#### Stored rows ####

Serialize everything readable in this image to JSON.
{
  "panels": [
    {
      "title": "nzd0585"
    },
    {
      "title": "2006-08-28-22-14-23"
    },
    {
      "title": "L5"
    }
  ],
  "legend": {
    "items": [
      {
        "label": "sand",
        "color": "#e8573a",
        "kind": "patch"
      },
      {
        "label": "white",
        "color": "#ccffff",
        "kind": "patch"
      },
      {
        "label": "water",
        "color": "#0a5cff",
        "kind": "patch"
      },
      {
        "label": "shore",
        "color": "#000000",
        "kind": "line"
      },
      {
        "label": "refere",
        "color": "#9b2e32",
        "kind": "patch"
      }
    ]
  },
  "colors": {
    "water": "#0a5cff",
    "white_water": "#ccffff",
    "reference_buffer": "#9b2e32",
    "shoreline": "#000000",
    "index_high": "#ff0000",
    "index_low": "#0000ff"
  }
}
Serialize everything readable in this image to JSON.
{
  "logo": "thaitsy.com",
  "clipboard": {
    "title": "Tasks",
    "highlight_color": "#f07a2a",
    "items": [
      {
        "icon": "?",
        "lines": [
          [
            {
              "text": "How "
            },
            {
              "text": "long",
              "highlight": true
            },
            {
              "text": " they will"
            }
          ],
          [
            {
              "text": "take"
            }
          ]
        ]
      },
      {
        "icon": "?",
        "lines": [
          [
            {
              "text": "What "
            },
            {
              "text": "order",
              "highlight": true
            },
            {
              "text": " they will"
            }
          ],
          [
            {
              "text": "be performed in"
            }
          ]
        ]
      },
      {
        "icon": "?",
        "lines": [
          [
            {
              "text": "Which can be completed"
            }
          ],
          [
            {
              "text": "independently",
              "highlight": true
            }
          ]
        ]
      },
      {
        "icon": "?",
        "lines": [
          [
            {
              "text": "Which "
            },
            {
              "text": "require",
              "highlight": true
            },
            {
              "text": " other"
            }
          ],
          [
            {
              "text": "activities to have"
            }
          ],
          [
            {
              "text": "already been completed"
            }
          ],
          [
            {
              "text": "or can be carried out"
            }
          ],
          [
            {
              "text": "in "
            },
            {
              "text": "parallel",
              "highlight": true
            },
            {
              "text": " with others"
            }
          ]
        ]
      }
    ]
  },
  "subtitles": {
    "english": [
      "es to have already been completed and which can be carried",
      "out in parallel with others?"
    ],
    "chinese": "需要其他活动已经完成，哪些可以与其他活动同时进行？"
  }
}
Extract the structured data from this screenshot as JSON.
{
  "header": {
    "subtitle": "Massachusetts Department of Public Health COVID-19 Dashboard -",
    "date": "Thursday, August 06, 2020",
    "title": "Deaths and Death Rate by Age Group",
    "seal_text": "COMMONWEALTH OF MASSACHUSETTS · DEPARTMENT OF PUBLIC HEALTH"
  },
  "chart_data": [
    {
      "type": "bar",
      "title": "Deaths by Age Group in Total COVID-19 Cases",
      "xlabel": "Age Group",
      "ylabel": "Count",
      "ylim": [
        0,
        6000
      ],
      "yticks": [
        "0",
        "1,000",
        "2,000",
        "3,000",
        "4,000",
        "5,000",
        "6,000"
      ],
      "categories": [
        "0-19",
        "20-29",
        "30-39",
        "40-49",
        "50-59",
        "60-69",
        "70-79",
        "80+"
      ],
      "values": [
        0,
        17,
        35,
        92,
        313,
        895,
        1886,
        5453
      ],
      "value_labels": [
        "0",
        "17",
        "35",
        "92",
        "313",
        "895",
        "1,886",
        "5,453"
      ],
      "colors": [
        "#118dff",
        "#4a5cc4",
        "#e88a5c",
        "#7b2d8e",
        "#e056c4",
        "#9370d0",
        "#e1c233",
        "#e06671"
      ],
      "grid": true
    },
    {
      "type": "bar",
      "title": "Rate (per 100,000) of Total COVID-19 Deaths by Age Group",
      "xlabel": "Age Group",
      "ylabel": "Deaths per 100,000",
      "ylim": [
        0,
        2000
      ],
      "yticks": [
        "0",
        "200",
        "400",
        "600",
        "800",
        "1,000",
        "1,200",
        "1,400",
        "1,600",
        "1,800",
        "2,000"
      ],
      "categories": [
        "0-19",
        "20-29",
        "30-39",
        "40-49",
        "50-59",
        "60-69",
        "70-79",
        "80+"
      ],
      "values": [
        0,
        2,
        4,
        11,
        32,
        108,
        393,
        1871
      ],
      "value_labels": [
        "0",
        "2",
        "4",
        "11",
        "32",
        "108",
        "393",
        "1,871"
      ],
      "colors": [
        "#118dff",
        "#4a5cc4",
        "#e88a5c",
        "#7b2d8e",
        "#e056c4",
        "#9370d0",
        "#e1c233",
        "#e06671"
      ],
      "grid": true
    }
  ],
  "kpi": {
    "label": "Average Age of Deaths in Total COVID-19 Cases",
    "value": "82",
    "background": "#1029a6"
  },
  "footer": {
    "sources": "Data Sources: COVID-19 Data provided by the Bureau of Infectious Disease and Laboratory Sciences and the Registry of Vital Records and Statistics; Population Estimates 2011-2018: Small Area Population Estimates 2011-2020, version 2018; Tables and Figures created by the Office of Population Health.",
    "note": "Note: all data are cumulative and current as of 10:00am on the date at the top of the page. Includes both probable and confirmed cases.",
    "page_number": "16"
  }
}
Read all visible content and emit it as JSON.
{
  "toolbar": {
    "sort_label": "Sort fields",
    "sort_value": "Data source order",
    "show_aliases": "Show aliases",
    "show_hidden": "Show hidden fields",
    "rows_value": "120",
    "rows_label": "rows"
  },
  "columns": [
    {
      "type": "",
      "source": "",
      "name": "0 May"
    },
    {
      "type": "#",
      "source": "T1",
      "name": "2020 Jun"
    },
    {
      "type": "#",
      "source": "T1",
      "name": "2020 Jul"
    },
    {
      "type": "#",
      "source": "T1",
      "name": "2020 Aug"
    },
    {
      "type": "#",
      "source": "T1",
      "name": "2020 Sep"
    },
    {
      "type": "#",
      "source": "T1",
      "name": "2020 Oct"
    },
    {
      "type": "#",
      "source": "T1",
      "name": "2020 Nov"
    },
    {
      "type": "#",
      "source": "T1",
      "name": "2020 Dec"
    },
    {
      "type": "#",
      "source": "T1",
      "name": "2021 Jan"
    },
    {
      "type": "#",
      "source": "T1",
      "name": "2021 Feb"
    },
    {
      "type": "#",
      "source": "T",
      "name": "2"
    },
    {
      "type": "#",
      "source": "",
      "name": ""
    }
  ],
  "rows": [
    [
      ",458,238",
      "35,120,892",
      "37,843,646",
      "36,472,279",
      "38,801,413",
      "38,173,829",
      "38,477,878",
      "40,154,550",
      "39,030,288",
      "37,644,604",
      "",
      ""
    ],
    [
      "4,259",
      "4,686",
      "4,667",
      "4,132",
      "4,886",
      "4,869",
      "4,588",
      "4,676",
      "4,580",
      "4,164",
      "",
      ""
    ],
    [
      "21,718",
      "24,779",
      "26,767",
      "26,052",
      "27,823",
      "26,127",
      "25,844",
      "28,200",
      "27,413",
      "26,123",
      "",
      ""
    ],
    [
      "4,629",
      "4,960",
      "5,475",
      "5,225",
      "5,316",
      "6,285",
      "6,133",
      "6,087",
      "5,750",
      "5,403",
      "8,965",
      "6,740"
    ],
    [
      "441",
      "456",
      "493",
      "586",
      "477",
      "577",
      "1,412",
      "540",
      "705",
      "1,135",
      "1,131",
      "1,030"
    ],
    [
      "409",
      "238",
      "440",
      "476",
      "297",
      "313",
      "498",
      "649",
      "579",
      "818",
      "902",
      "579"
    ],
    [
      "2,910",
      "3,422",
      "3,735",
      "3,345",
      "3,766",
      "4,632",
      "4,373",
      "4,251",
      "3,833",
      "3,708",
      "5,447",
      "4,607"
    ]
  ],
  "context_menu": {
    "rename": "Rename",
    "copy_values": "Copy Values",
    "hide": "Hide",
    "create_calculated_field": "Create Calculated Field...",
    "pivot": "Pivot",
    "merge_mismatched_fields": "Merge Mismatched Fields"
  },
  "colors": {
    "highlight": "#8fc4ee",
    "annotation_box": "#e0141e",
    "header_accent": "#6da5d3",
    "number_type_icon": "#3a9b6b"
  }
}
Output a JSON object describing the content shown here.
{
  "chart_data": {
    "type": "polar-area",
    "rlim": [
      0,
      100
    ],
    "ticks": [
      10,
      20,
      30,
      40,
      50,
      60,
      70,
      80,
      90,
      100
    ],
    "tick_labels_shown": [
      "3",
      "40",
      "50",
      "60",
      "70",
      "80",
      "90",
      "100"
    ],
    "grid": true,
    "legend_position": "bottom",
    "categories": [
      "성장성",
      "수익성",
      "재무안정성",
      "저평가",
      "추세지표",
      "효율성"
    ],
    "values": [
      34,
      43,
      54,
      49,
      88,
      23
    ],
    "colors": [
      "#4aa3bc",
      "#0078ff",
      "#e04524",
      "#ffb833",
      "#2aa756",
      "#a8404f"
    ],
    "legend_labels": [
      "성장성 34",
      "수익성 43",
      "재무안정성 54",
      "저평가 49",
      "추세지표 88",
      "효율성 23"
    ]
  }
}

####

* _Goal_
Locate the word "already" in the records and collect each line it appears in.

* _Output of the exercise_
              "text": "already been completed"
      "es to have already been completed and which can be carried",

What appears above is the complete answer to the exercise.